WHAT IS REQUIRED: Locate the word "placeholder" in the data below, then copy every line that holds it.

DATA FOR THIS EXERCISE:
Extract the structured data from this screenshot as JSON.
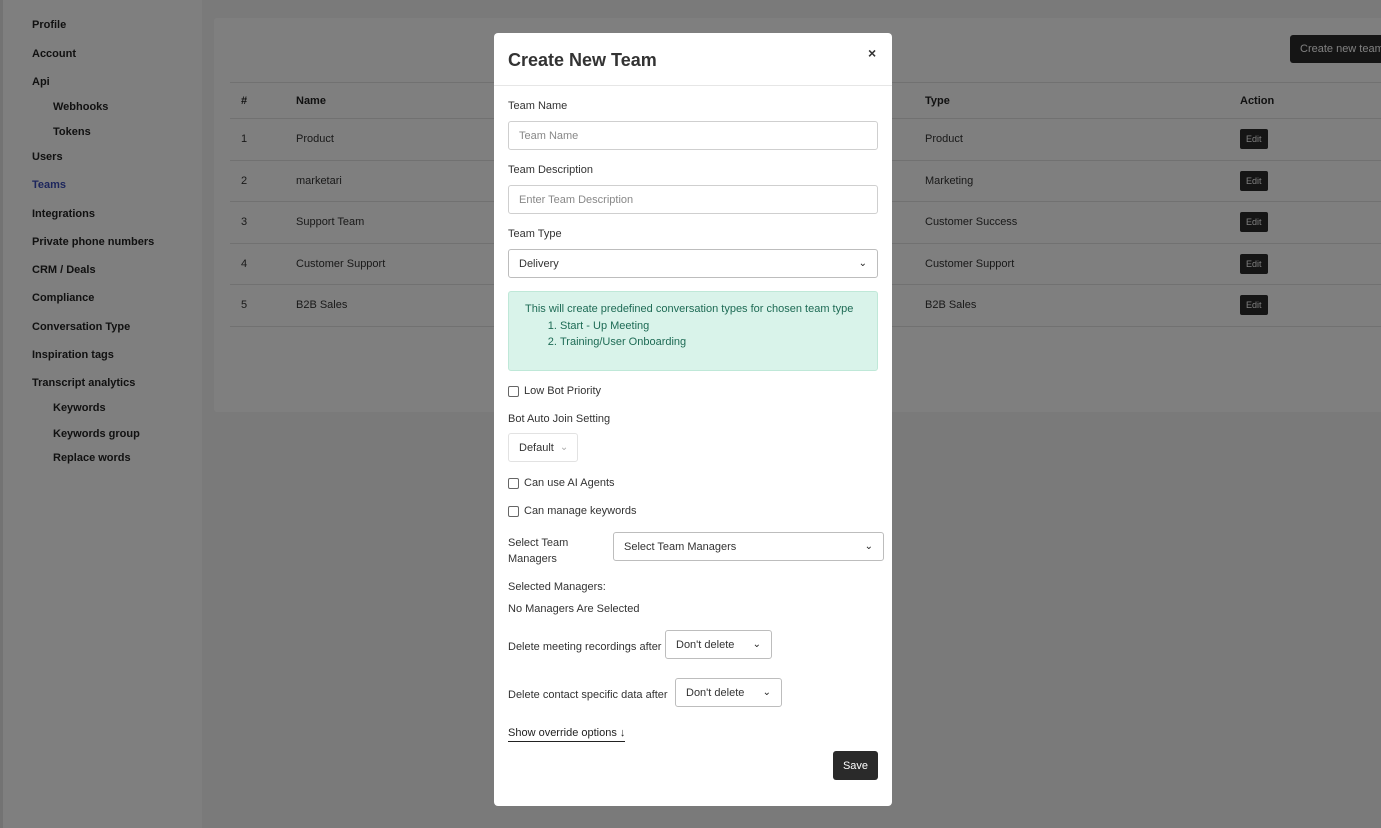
{
  "sidebar": {
    "items": [
      {
        "label": "Profile"
      },
      {
        "label": "Account"
      },
      {
        "label": "Api"
      },
      {
        "label": "Webhooks"
      },
      {
        "label": "Tokens"
      },
      {
        "label": "Users"
      },
      {
        "label": "Teams"
      },
      {
        "label": "Integrations"
      },
      {
        "label": "Private phone numbers"
      },
      {
        "label": "CRM / Deals"
      },
      {
        "label": "Compliance"
      },
      {
        "label": "Conversation Type"
      },
      {
        "label": "Inspiration tags"
      },
      {
        "label": "Transcript analytics"
      },
      {
        "label": "Keywords"
      },
      {
        "label": "Keywords group"
      },
      {
        "label": "Replace words"
      }
    ],
    "active": "Teams",
    "active_color": "#3b4cb8"
  },
  "main": {
    "create_button": "Create new team",
    "table": {
      "headers": {
        "num": "#",
        "name": "Name",
        "type": "Type",
        "action": "Action"
      },
      "rows": [
        {
          "num": "1",
          "name": "Product",
          "type": "Product",
          "action": "Edit"
        },
        {
          "num": "2",
          "name": "marketari",
          "type": "Marketing",
          "action": "Edit"
        },
        {
          "num": "3",
          "name": "Support Team",
          "type": "Customer Success",
          "action": "Edit"
        },
        {
          "num": "4",
          "name": "Customer Support",
          "type": "Customer Support",
          "action": "Edit"
        },
        {
          "num": "5",
          "name": "B2B Sales",
          "type": "B2B Sales",
          "action": "Edit"
        }
      ]
    }
  },
  "modal": {
    "title": "Create New Team",
    "close_icon": "×",
    "team_name": {
      "label": "Team Name",
      "placeholder": "Team Name",
      "value": ""
    },
    "team_description": {
      "label": "Team Description",
      "placeholder": "Enter Team Description",
      "value": ""
    },
    "team_type": {
      "label": "Team Type",
      "selected": "Delivery"
    },
    "info": {
      "text": "This will create predefined conversation types for chosen team type",
      "items": [
        "Start - Up Meeting",
        "Training/User Onboarding"
      ]
    },
    "low_bot_priority": {
      "label": "Low Bot Priority",
      "checked": false
    },
    "bot_auto_join": {
      "label": "Bot Auto Join Setting",
      "selected": "Default"
    },
    "can_use_ai_agents": {
      "label": "Can use AI Agents",
      "checked": false
    },
    "can_manage_keywords": {
      "label": "Can manage keywords",
      "checked": false
    },
    "team_managers": {
      "label_line1": "Select Team",
      "label_line2": "Managers",
      "selected": "Select Team Managers"
    },
    "selected_managers": {
      "label": "Selected Managers:",
      "value": "No Managers Are Selected"
    },
    "delete_recordings": {
      "label": "Delete meeting recordings after",
      "selected": "Don't delete"
    },
    "delete_contact_data": {
      "label": "Delete contact specific data after",
      "selected": "Don't delete"
    },
    "override_link": "Show override options ↓",
    "save_button": "Save"
  },
  "colors": {
    "overlay": "rgba(0,0,0,0.5)",
    "button_dark": "#2a2a2a",
    "info_bg": "#d9f3ea",
    "info_text": "#1e6b55"
  }
}
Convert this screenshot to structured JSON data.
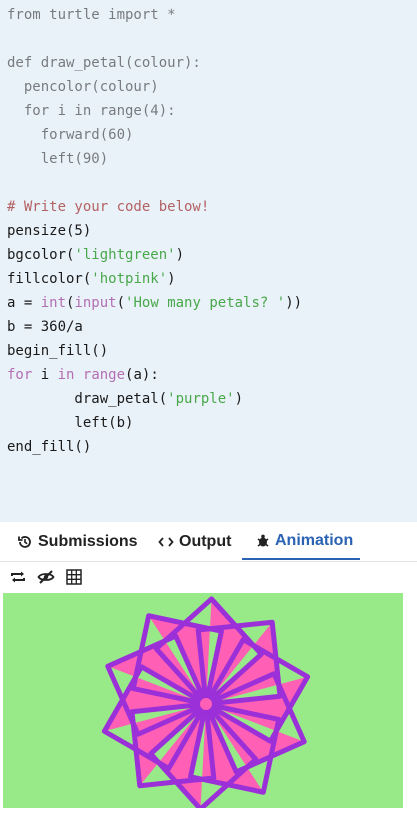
{
  "code": {
    "greyed": [
      [
        {
          "t": "from turtle import *",
          "c": "f"
        }
      ],
      [],
      [
        {
          "t": "def draw_petal(colour):",
          "c": "f"
        }
      ],
      [
        {
          "t": "  pencolor(colour)",
          "c": "f"
        }
      ],
      [
        {
          "t": "  for i in range(4):",
          "c": "f"
        }
      ],
      [
        {
          "t": "    forward(60)",
          "c": "f"
        }
      ],
      [
        {
          "t": "    left(90)",
          "c": "f"
        }
      ]
    ],
    "main": [
      [],
      [
        {
          "t": "# Write your code below!",
          "c": "c"
        }
      ],
      [
        {
          "t": "pensize(5)",
          "c": "f"
        }
      ],
      [
        {
          "t": "bgcolor(",
          "c": "f"
        },
        {
          "t": "'lightgreen'",
          "c": "s"
        },
        {
          "t": ")",
          "c": "f"
        }
      ],
      [
        {
          "t": "fillcolor(",
          "c": "f"
        },
        {
          "t": "'hotpink'",
          "c": "s"
        },
        {
          "t": ")",
          "c": "f"
        }
      ],
      [
        {
          "t": "a = ",
          "c": "f"
        },
        {
          "t": "int",
          "c": "k"
        },
        {
          "t": "(",
          "c": "f"
        },
        {
          "t": "input",
          "c": "k"
        },
        {
          "t": "(",
          "c": "f"
        },
        {
          "t": "'How many petals? '",
          "c": "s"
        },
        {
          "t": "))",
          "c": "f"
        }
      ],
      [
        {
          "t": "b = 360/a",
          "c": "f"
        }
      ],
      [
        {
          "t": "begin_fill()",
          "c": "f"
        }
      ],
      [
        {
          "t": "for",
          "c": "k"
        },
        {
          "t": " i ",
          "c": "f"
        },
        {
          "t": "in",
          "c": "k"
        },
        {
          "t": " ",
          "c": "f"
        },
        {
          "t": "range",
          "c": "k"
        },
        {
          "t": "(a):",
          "c": "f"
        }
      ],
      [
        {
          "t": "        draw_petal(",
          "c": "f"
        },
        {
          "t": "'purple'",
          "c": "s"
        },
        {
          "t": ")",
          "c": "f"
        }
      ],
      [
        {
          "t": "        left(b)",
          "c": "f"
        }
      ],
      [
        {
          "t": "end_fill()",
          "c": "f"
        }
      ]
    ]
  },
  "tabs": {
    "submissions": "Submissions",
    "output": "Output",
    "animation": "Animation"
  },
  "toolbar": {
    "icons": [
      "repeat-icon",
      "eye-slash-icon",
      "grid-icon"
    ]
  },
  "drawing": {
    "petals": 10,
    "petal_side": 60,
    "pen_color": "#9b30d9",
    "fill_color": "#ff5fb4",
    "background": "#98ea88"
  }
}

WRITTEN ANSWER:
      "placeholder": "Team Name",
      "placeholder": "Enter Team Description",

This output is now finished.